*Required task*
Take from the listing each line that has the string "JSON".

*Records provided*

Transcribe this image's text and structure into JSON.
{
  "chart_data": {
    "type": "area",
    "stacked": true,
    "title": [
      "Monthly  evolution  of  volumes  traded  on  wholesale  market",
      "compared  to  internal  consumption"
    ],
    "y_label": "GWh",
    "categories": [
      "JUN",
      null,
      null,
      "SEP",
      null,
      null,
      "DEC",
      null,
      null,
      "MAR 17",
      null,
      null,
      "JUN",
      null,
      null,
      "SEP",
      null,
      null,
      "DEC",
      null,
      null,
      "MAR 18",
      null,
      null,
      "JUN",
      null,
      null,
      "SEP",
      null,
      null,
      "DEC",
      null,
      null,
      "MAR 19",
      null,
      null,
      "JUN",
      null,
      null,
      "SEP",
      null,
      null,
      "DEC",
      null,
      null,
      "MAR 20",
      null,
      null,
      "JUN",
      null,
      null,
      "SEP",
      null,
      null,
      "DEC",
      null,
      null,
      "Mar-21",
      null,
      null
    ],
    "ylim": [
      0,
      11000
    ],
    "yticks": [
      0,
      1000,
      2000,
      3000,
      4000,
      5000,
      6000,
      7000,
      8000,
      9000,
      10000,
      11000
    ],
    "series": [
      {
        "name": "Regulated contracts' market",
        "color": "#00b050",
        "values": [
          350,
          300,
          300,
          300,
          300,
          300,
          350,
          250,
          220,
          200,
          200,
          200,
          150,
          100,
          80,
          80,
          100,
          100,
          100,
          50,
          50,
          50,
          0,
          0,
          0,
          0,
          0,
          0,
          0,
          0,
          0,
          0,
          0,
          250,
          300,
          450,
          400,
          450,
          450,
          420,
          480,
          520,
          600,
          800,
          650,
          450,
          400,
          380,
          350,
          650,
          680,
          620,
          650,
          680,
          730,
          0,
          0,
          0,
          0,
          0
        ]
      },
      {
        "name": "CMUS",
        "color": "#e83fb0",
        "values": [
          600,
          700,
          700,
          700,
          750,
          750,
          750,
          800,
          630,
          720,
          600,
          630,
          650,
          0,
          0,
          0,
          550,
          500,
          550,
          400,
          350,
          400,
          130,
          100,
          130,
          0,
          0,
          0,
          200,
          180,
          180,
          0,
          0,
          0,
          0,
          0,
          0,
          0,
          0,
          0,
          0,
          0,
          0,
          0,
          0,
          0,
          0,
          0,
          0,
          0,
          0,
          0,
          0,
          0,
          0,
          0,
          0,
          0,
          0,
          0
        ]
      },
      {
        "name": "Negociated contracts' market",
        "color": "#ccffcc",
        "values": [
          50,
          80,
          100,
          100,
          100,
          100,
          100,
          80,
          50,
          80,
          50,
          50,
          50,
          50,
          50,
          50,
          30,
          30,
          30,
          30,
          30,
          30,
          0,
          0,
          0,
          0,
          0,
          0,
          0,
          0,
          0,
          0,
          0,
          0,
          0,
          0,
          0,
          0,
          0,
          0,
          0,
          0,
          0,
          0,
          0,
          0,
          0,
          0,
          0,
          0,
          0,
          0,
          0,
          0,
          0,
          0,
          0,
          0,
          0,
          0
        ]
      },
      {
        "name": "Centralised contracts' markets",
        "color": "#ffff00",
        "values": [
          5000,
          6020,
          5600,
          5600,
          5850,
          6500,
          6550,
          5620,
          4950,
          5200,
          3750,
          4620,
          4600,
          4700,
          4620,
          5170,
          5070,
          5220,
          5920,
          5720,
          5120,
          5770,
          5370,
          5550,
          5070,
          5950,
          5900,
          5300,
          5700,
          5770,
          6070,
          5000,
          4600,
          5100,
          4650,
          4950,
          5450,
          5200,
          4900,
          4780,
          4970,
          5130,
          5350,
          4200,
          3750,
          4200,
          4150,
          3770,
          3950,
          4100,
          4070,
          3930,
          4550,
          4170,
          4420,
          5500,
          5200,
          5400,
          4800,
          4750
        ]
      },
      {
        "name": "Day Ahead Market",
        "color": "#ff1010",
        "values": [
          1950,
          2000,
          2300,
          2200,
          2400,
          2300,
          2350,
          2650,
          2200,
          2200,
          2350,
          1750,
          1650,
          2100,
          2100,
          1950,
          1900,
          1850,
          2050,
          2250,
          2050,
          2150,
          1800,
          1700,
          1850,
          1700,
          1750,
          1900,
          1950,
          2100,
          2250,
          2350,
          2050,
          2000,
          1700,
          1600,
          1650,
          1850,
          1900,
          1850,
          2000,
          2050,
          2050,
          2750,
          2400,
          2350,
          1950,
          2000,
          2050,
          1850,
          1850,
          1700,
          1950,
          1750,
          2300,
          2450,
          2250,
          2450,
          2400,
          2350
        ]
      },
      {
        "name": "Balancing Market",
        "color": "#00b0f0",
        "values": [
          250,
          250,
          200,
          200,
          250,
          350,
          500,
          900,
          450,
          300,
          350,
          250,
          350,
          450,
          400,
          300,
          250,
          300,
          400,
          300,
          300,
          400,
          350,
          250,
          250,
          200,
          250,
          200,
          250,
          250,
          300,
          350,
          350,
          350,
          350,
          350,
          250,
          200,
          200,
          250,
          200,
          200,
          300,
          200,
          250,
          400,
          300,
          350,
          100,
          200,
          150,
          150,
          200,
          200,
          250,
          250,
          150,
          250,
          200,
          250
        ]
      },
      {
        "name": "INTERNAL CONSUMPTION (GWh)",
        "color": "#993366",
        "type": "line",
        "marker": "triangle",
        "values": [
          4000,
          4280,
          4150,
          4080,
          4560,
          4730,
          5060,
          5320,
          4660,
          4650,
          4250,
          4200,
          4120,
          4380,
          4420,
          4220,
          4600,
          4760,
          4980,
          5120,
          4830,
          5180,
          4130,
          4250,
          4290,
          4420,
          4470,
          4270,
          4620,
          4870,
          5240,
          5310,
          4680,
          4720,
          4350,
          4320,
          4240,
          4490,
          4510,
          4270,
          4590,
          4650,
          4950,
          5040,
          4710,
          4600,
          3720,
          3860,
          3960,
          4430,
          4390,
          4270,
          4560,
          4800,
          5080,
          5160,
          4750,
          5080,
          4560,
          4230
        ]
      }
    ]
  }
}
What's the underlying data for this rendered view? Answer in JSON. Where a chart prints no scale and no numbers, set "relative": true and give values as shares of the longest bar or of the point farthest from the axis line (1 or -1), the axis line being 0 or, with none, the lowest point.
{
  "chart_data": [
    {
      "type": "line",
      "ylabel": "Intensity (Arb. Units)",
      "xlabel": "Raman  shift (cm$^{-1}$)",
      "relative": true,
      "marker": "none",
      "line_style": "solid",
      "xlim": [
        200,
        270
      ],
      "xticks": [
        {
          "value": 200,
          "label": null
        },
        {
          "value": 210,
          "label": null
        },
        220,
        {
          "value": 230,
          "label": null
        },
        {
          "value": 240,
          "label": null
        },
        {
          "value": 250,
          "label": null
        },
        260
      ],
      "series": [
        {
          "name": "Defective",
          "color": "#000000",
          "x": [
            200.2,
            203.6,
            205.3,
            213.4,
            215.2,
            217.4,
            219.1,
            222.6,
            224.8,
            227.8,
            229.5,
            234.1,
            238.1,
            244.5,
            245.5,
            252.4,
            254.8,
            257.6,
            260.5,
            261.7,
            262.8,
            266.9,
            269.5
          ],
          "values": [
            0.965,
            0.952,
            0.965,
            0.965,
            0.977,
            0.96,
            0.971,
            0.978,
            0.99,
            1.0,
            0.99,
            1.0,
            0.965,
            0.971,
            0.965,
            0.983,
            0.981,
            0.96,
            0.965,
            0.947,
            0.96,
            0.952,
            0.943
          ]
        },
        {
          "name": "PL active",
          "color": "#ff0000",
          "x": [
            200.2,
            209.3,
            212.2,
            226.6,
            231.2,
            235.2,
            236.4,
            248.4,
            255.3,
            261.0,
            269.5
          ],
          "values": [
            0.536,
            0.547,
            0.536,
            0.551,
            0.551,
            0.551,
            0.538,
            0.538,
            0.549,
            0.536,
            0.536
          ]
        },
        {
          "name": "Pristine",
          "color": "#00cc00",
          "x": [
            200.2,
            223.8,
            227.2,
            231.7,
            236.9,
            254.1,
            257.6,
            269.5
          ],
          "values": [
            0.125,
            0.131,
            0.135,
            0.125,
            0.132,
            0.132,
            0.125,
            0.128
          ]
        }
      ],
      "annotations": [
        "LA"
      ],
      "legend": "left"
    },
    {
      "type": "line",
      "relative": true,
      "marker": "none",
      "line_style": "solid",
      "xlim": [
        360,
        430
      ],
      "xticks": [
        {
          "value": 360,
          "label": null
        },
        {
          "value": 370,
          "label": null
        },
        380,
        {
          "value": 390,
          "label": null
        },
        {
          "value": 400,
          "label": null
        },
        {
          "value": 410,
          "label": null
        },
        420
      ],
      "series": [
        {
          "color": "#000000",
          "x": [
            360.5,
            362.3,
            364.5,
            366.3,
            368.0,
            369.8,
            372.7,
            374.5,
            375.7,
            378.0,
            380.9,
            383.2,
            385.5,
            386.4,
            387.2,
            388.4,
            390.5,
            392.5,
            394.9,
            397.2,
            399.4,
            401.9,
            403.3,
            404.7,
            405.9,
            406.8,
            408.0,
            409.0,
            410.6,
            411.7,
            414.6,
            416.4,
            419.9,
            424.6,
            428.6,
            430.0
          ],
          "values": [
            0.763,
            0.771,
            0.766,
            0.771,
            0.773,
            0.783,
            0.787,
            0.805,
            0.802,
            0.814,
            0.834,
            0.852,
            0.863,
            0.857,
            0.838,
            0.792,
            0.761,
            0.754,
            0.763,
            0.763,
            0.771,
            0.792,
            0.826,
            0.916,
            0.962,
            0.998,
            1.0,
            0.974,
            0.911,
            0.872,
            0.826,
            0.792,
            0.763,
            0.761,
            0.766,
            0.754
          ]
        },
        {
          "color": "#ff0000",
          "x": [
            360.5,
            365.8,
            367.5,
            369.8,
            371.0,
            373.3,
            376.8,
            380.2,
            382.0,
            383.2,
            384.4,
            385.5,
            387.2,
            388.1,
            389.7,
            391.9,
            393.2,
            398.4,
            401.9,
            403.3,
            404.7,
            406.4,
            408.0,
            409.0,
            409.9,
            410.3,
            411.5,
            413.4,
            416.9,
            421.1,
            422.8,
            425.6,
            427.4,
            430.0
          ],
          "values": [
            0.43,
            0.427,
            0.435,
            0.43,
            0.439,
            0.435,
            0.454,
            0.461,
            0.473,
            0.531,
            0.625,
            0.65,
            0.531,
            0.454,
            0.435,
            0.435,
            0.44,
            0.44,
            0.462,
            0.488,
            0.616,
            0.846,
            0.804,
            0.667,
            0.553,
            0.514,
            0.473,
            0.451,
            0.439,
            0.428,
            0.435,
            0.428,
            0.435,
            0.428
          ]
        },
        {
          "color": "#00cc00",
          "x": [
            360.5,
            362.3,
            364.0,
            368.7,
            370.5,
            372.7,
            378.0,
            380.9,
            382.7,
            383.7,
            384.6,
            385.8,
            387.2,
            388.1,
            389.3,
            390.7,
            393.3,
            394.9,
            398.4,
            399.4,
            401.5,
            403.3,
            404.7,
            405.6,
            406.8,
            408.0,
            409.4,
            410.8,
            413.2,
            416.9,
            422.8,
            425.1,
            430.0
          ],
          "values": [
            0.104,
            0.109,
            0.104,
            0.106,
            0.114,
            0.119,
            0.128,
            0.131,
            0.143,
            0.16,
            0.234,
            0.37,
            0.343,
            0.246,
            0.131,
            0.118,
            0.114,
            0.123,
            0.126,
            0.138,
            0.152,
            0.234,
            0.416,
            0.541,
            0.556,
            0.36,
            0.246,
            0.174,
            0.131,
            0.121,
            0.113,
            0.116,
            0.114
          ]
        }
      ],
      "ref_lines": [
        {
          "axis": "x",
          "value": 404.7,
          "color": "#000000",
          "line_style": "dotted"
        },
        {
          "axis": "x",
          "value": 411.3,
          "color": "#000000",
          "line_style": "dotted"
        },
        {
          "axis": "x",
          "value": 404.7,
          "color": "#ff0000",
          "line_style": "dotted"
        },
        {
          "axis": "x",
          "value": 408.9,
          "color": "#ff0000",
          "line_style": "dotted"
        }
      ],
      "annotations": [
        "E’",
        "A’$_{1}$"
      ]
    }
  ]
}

*Solved problem*
Transcribe this image's text and structure into JSON.
What's the underlying data for this rendered view? Answer in JSON. Where a chart prints no scale and no numbers, set "relative": true and give values as shares of the longest bar or of the point farthest from the axis line (1 or -1), the axis line being 0 or, with none, the lowest point.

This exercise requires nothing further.